What to work on:
Pick out the lines in the listing below that contain the word "label" and copy them.

Materials provided:
==*==

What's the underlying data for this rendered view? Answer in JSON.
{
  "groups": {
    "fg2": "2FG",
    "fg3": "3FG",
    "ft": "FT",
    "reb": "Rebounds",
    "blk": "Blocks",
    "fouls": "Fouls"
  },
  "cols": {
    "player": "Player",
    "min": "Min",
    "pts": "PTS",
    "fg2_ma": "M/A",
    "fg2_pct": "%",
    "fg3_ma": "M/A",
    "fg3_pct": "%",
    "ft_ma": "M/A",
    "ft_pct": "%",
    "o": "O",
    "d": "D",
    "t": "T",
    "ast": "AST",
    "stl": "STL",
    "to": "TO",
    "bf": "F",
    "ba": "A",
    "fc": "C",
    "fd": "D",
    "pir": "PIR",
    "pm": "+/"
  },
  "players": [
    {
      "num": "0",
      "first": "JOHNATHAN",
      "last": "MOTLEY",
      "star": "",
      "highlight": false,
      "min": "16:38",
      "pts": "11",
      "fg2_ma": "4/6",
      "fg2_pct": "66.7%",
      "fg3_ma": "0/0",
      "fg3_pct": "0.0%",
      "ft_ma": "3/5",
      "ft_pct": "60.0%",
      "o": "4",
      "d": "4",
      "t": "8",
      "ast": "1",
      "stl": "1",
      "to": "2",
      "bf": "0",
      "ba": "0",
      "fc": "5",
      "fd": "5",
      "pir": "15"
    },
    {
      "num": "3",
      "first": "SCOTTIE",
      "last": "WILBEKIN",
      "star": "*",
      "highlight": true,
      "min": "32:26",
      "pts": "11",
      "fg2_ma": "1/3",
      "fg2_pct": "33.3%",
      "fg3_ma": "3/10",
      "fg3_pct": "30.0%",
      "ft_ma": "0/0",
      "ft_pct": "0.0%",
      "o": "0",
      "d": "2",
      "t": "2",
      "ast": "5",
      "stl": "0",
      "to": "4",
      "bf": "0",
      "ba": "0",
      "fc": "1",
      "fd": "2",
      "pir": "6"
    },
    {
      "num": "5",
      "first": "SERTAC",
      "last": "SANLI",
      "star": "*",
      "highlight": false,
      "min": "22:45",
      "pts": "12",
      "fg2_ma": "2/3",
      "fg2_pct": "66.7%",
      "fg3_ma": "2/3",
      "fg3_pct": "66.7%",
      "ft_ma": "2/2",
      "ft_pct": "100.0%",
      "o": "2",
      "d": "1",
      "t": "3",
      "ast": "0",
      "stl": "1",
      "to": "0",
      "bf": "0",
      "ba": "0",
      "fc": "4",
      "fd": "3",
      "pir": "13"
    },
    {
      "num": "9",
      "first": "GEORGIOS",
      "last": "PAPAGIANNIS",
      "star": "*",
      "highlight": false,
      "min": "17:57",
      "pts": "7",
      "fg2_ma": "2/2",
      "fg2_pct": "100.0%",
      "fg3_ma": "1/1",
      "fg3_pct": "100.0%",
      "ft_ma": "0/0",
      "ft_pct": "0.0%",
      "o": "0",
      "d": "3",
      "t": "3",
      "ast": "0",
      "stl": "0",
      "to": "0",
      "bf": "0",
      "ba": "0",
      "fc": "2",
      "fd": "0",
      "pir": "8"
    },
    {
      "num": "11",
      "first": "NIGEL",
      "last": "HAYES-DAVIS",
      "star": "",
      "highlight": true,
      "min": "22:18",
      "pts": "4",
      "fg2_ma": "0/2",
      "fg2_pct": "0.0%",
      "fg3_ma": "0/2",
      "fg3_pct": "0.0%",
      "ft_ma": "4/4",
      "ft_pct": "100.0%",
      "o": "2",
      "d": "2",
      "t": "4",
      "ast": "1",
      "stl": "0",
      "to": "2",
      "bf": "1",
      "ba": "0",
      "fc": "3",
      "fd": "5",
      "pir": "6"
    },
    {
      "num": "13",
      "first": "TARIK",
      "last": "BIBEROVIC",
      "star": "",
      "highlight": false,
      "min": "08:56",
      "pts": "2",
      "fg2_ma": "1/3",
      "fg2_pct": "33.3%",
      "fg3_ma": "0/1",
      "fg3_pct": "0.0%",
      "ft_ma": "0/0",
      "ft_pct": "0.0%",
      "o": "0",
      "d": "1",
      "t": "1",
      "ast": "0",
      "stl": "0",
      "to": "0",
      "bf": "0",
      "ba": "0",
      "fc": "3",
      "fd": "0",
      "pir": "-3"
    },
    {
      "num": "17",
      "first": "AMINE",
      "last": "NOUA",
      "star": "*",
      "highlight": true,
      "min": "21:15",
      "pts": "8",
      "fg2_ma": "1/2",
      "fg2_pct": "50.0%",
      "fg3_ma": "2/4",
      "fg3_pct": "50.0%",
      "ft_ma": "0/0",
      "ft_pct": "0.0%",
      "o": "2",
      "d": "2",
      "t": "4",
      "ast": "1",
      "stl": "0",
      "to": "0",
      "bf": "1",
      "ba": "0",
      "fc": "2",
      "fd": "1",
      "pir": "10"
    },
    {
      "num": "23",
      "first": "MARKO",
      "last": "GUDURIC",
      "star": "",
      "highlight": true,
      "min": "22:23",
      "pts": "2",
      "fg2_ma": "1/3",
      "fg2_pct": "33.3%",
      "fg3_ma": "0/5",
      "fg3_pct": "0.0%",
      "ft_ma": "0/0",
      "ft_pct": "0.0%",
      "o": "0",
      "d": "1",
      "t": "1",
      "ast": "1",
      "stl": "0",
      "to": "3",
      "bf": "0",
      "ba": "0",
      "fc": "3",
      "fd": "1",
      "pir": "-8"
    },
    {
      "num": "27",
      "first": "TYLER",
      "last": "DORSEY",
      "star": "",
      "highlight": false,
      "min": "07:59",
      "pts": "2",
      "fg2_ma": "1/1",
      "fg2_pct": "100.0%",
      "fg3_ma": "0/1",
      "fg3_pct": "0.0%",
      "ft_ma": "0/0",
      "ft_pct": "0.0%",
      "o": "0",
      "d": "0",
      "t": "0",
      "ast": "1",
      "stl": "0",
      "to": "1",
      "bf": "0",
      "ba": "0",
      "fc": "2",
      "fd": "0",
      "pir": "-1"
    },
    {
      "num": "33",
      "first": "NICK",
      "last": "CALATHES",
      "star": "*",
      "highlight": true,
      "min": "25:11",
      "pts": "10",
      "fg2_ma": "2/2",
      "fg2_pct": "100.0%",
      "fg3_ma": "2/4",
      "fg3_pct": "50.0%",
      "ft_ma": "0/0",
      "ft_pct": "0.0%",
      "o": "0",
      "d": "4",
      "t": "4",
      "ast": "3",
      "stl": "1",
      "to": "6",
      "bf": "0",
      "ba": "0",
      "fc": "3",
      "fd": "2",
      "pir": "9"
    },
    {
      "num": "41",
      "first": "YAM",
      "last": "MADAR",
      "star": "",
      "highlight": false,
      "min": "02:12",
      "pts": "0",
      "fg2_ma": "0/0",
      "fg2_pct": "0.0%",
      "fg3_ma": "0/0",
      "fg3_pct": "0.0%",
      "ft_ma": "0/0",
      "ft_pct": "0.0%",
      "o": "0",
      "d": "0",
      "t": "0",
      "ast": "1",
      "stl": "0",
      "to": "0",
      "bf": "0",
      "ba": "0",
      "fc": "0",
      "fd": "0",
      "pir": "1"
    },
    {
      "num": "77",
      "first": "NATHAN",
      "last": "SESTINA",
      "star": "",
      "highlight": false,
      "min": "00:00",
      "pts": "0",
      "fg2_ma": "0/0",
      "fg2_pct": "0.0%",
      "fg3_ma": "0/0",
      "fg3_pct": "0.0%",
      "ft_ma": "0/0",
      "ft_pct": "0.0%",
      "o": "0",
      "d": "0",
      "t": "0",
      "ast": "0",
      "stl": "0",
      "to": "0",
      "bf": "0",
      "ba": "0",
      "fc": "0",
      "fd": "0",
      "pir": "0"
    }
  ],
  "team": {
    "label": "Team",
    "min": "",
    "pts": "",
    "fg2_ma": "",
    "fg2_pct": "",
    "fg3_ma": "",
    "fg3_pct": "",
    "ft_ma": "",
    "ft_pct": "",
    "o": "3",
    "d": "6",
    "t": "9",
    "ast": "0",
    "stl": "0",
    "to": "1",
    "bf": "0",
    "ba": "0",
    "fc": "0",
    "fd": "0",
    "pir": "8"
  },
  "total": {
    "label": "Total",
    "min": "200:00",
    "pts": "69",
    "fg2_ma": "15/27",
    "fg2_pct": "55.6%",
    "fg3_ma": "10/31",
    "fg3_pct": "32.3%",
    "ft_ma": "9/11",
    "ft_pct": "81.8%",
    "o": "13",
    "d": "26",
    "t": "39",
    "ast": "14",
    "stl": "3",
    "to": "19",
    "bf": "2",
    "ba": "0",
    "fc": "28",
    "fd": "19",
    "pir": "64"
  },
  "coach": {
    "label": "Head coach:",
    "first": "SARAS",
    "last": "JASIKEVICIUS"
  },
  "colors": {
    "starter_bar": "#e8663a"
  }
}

==*==

Answer:
    "label": "Team",
    "label": "Total",
    "label": "Head coach:",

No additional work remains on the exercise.